## Stated exercise
Your task is to transcribe all the entries exactly, excluding pictures.
......
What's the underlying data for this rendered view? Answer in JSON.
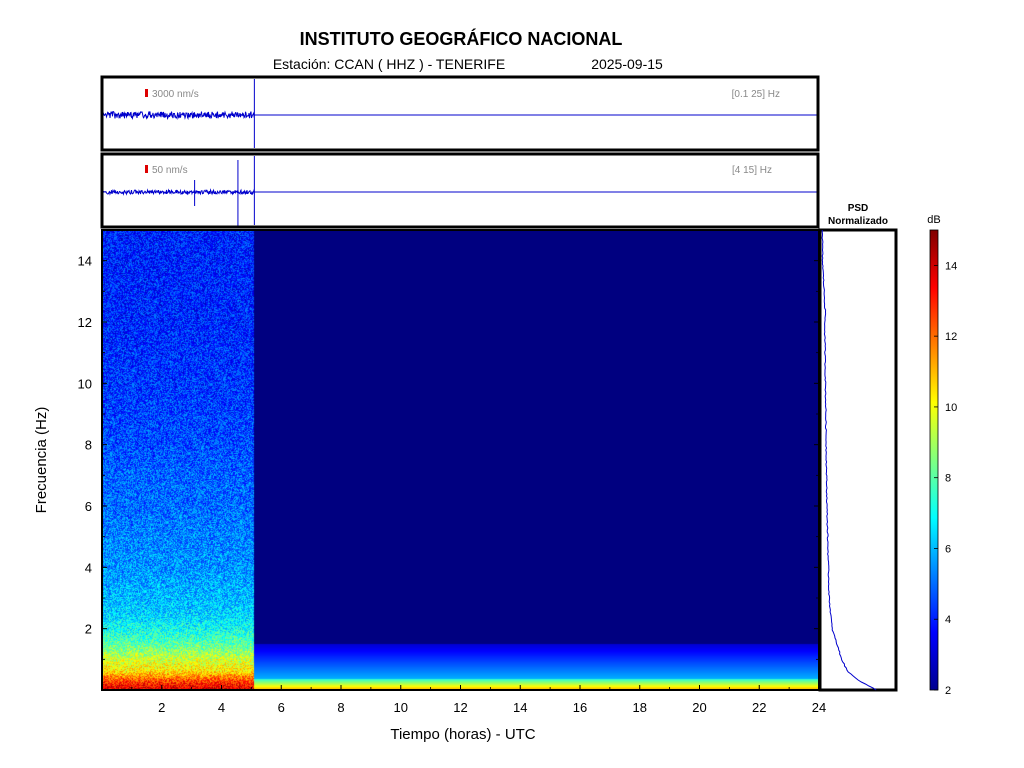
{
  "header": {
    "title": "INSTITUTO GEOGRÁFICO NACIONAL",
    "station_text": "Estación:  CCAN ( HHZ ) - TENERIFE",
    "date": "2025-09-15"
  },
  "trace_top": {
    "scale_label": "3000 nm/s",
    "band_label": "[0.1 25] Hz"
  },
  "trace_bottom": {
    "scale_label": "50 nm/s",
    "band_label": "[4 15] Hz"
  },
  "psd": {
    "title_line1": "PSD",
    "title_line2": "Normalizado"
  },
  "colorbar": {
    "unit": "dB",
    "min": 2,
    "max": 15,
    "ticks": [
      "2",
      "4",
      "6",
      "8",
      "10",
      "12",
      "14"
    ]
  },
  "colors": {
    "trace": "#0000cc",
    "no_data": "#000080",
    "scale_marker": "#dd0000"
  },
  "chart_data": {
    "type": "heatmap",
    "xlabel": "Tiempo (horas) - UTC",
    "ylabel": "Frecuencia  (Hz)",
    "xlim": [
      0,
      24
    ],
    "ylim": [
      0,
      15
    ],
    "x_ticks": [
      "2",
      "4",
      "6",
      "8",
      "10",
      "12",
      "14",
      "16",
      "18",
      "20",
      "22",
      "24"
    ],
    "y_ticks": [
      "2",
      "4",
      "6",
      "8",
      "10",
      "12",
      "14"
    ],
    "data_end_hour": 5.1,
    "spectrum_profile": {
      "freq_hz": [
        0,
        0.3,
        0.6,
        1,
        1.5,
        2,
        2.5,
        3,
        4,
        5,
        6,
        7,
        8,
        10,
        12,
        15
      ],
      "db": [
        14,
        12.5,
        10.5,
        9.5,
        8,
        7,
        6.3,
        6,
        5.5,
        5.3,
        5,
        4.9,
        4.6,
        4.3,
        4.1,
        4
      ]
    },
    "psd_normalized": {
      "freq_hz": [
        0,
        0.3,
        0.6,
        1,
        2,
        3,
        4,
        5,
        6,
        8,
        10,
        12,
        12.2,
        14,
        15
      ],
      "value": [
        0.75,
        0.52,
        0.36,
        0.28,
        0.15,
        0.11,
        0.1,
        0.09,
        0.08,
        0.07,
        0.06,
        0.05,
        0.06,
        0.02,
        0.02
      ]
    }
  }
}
......
## Exercise result
What's the underlying data for this rendered view? Answer in JSON.
{
  "header": {
    "title": "INSTITUTO GEOGRÁFICO NACIONAL",
    "station_text": "Estación:  CCAN ( HHZ ) - TENERIFE",
    "date": "2025-09-15"
  },
  "trace_top": {
    "scale_label": "3000 nm/s",
    "band_label": "[0.1 25] Hz"
  },
  "trace_bottom": {
    "scale_label": "50 nm/s",
    "band_label": "[4 15] Hz"
  },
  "psd": {
    "title_line1": "PSD",
    "title_line2": "Normalizado"
  },
  "colorbar": {
    "unit": "dB",
    "min": 2,
    "max": 15,
    "ticks": [
      "2",
      "4",
      "6",
      "8",
      "10",
      "12",
      "14"
    ]
  },
  "colors": {
    "trace": "#0000cc",
    "no_data": "#000080",
    "scale_marker": "#dd0000"
  },
  "chart_data": {
    "type": "heatmap",
    "xlabel": "Tiempo (horas) - UTC",
    "ylabel": "Frecuencia  (Hz)",
    "xlim": [
      0,
      24
    ],
    "ylim": [
      0,
      15
    ],
    "x_ticks": [
      "2",
      "4",
      "6",
      "8",
      "10",
      "12",
      "14",
      "16",
      "18",
      "20",
      "22",
      "24"
    ],
    "y_ticks": [
      "2",
      "4",
      "6",
      "8",
      "10",
      "12",
      "14"
    ],
    "data_end_hour": 5.1,
    "spectrum_profile": {
      "freq_hz": [
        0,
        0.3,
        0.6,
        1,
        1.5,
        2,
        2.5,
        3,
        4,
        5,
        6,
        7,
        8,
        10,
        12,
        15
      ],
      "db": [
        14,
        12.5,
        10.5,
        9.5,
        8,
        7,
        6.3,
        6,
        5.5,
        5.3,
        5,
        4.9,
        4.6,
        4.3,
        4.1,
        4
      ]
    },
    "psd_normalized": {
      "freq_hz": [
        0,
        0.3,
        0.6,
        1,
        2,
        3,
        4,
        5,
        6,
        8,
        10,
        12,
        12.2,
        14,
        15
      ],
      "value": [
        0.75,
        0.52,
        0.36,
        0.28,
        0.15,
        0.11,
        0.1,
        0.09,
        0.08,
        0.07,
        0.06,
        0.05,
        0.06,
        0.02,
        0.02
      ]
    }
  }
}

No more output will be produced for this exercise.